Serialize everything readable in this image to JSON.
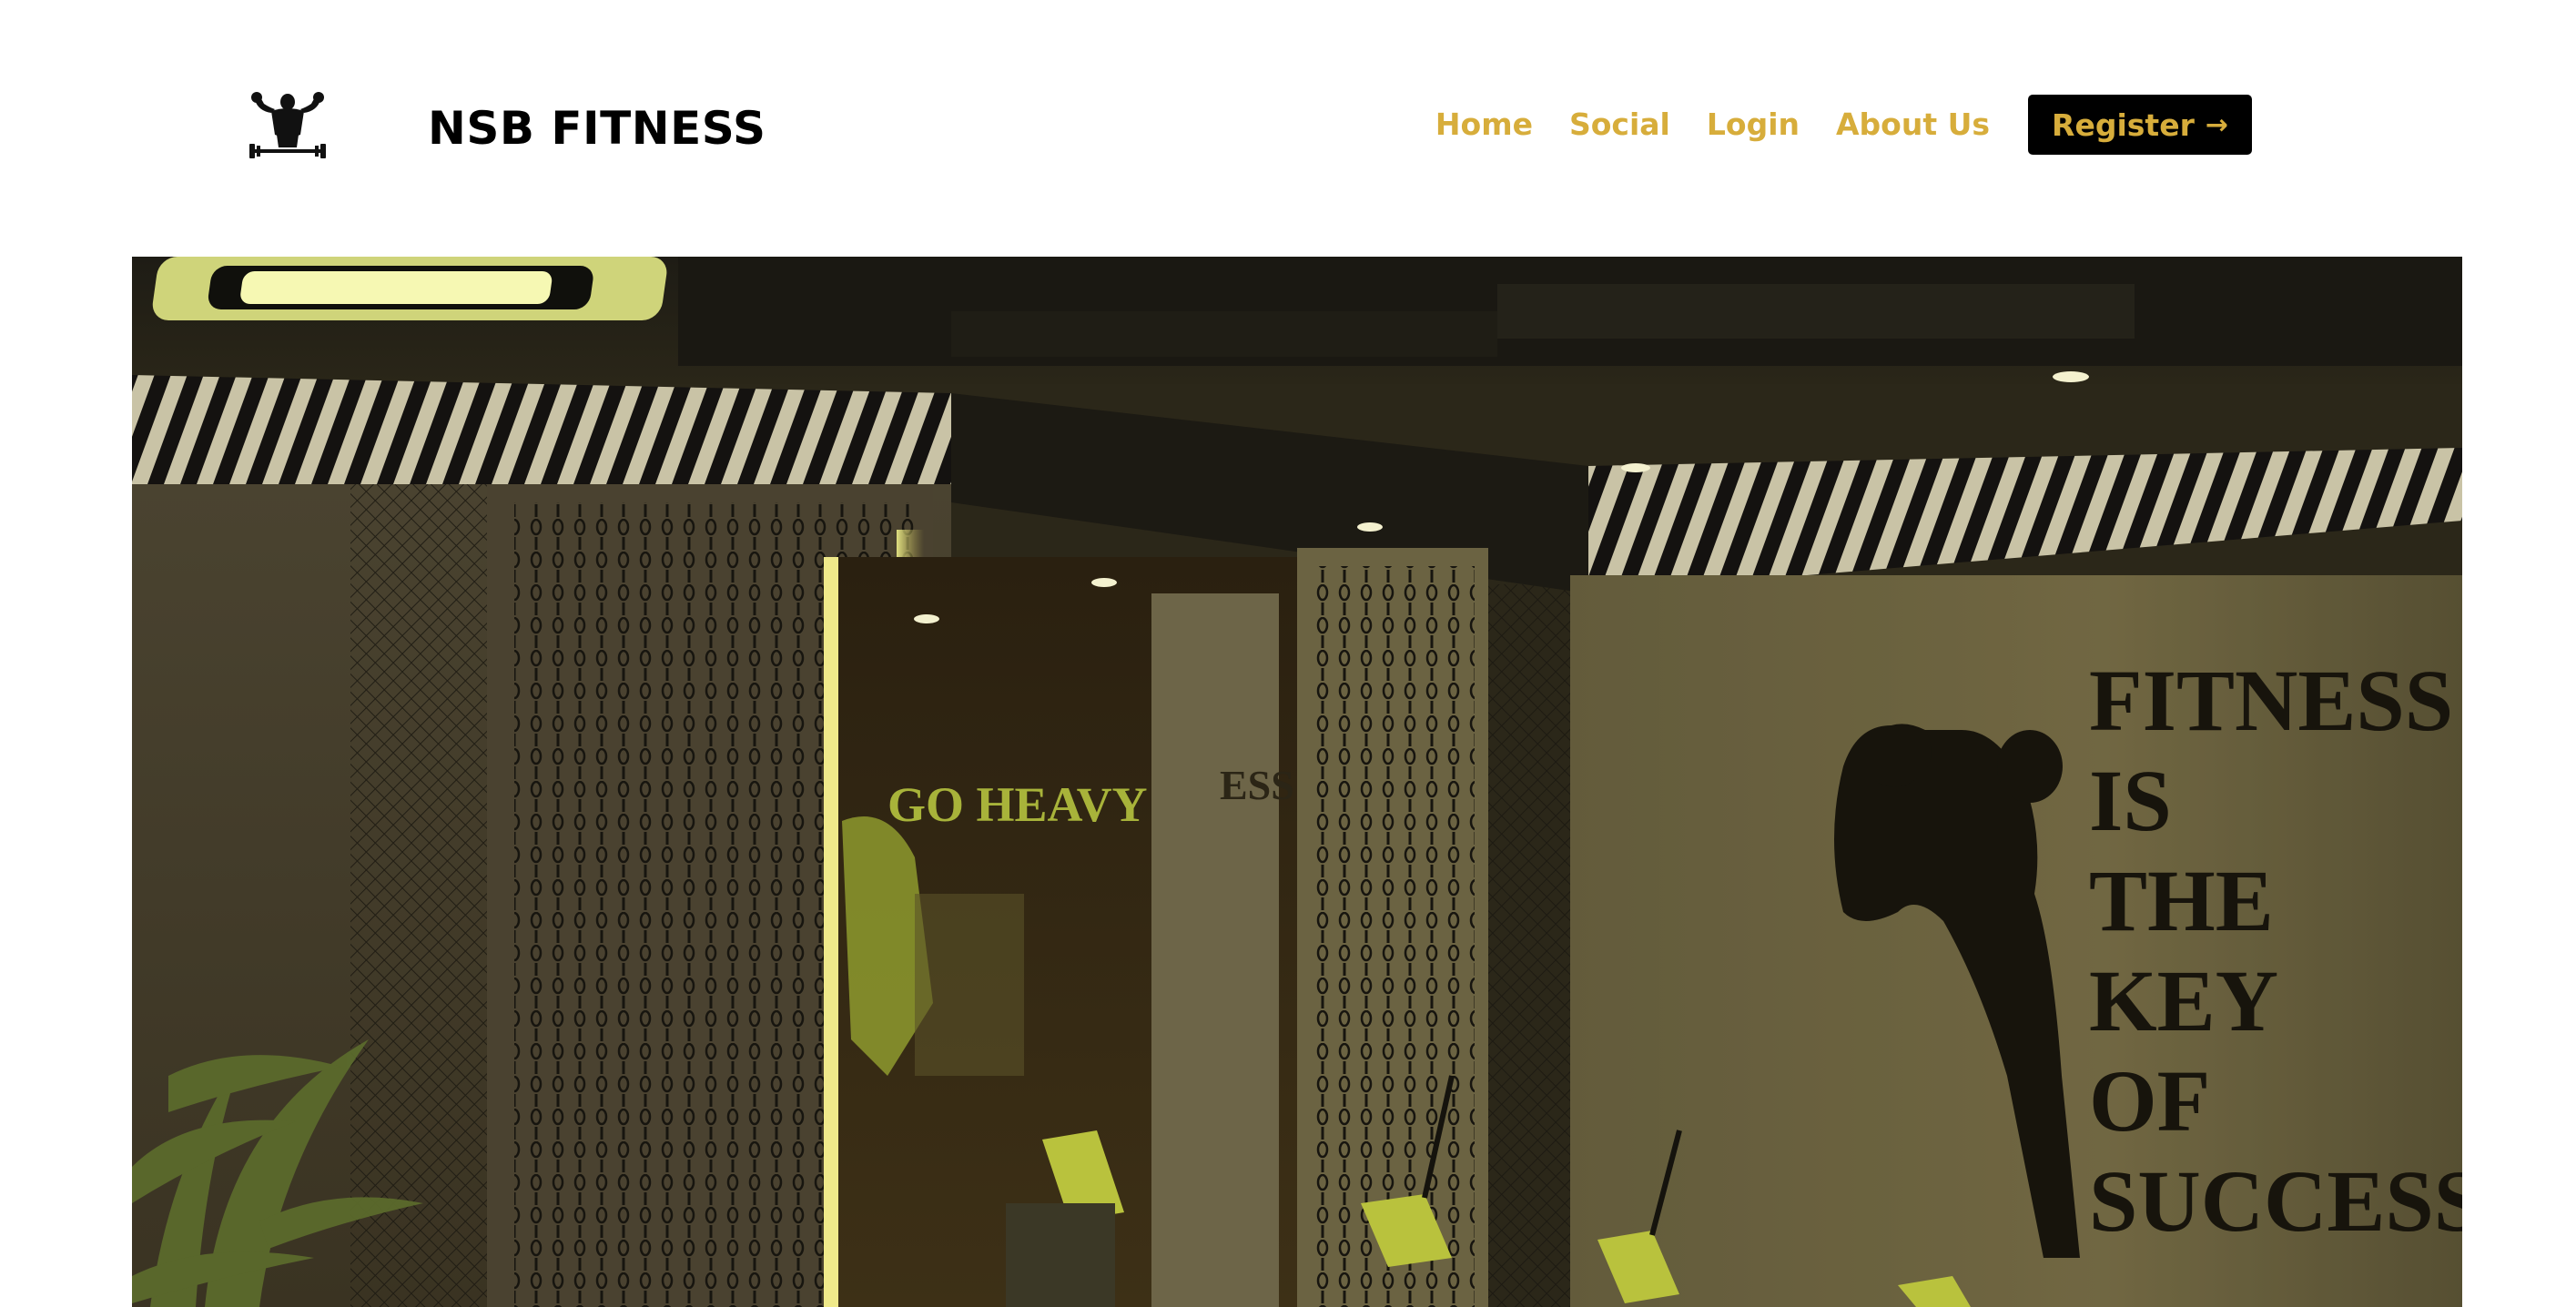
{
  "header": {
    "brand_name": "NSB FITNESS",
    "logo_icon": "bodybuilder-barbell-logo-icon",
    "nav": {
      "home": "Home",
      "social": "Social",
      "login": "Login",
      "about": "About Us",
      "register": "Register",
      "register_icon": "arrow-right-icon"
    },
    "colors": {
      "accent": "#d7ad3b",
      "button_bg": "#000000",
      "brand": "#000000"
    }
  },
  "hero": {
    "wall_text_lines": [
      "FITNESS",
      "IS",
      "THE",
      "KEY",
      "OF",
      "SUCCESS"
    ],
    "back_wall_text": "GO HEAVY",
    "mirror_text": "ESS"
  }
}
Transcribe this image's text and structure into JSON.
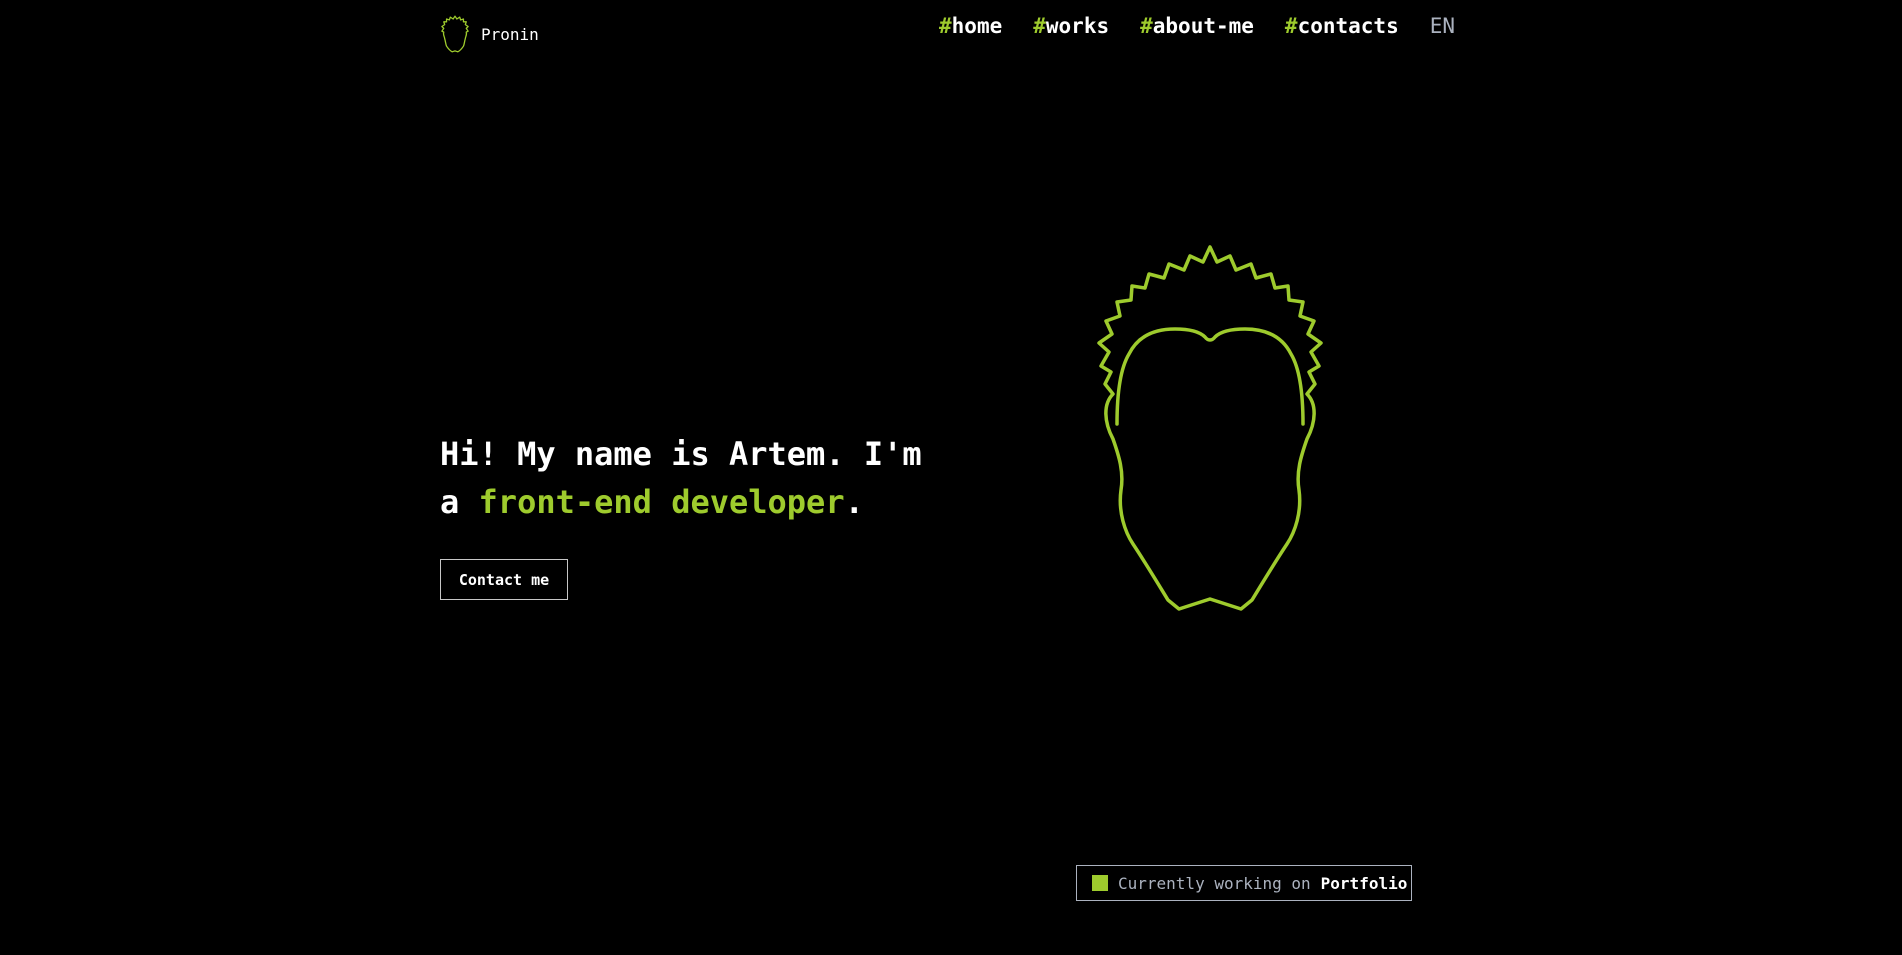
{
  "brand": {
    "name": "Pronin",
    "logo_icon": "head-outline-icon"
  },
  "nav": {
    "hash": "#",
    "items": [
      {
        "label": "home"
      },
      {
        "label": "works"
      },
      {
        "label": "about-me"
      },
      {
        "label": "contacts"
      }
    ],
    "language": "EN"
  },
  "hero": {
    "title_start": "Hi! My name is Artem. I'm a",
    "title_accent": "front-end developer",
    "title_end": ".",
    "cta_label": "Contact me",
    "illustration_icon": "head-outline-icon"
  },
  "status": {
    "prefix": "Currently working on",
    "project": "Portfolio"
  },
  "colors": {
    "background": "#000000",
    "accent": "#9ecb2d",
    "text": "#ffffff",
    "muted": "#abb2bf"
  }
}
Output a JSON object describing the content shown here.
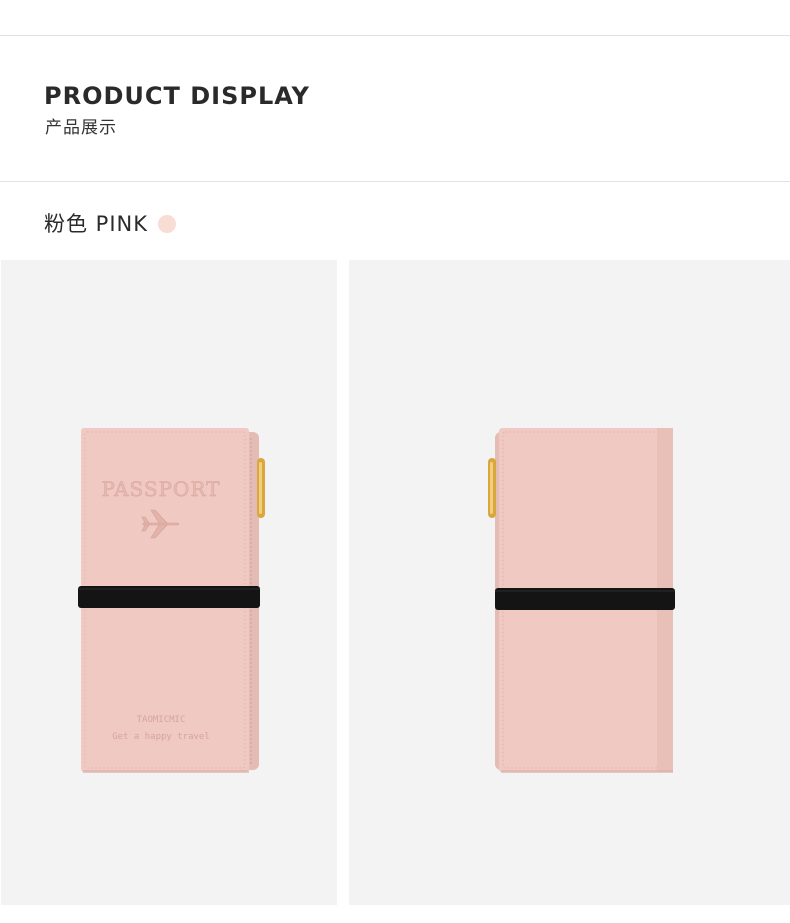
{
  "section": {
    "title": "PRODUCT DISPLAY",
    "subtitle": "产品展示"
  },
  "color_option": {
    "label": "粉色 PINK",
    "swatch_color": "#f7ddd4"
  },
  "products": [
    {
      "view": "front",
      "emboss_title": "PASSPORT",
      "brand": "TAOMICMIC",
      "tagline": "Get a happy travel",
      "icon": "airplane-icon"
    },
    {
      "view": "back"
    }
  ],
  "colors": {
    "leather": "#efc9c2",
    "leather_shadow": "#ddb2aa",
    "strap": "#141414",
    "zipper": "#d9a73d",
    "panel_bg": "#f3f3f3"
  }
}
◇ ◇ ◇ ◇ ◇ ◇ ◇
| Written problem |
Without including any pictures, print all of the material exactly as given.

| The solution |
Serialize everything readable in this image to JSON.
{
  "header": {
    "brand_name": "NSB FITNESS",
    "logo_icon": "bodybuilder-barbell-logo-icon",
    "nav": {
      "home": "Home",
      "social": "Social",
      "login": "Login",
      "about": "About Us",
      "register": "Register",
      "register_icon": "arrow-right-icon"
    },
    "colors": {
      "accent": "#d7ad3b",
      "button_bg": "#000000",
      "brand": "#000000"
    }
  },
  "hero": {
    "wall_text_lines": [
      "FITNESS",
      "IS",
      "THE",
      "KEY",
      "OF",
      "SUCCESS"
    ],
    "back_wall_text": "GO HEAVY",
    "mirror_text": "ESS"
  }
}
Transcribe this image's text and structure into JSON.
{
  "brand": {
    "name": "Pronin",
    "logo_icon": "head-outline-icon"
  },
  "nav": {
    "hash": "#",
    "items": [
      {
        "label": "home"
      },
      {
        "label": "works"
      },
      {
        "label": "about-me"
      },
      {
        "label": "contacts"
      }
    ],
    "language": "EN"
  },
  "hero": {
    "title_start": "Hi! My name is Artem. I'm a",
    "title_accent": "front-end developer",
    "title_end": ".",
    "cta_label": "Contact me",
    "illustration_icon": "head-outline-icon"
  },
  "status": {
    "prefix": "Currently working on",
    "project": "Portfolio"
  },
  "colors": {
    "background": "#000000",
    "accent": "#9ecb2d",
    "text": "#ffffff",
    "muted": "#abb2bf"
  }
}
Output a JSON object describing the content shown here.
{
  "section": {
    "title": "PRODUCT DISPLAY",
    "subtitle": "产品展示"
  },
  "color_option": {
    "label": "粉色 PINK",
    "swatch_color": "#f7ddd4"
  },
  "products": [
    {
      "view": "front",
      "emboss_title": "PASSPORT",
      "brand": "TAOMICMIC",
      "tagline": "Get a happy travel",
      "icon": "airplane-icon"
    },
    {
      "view": "back"
    }
  ],
  "colors": {
    "leather": "#efc9c2",
    "leather_shadow": "#ddb2aa",
    "strap": "#141414",
    "zipper": "#d9a73d",
    "panel_bg": "#f3f3f3"
  }
}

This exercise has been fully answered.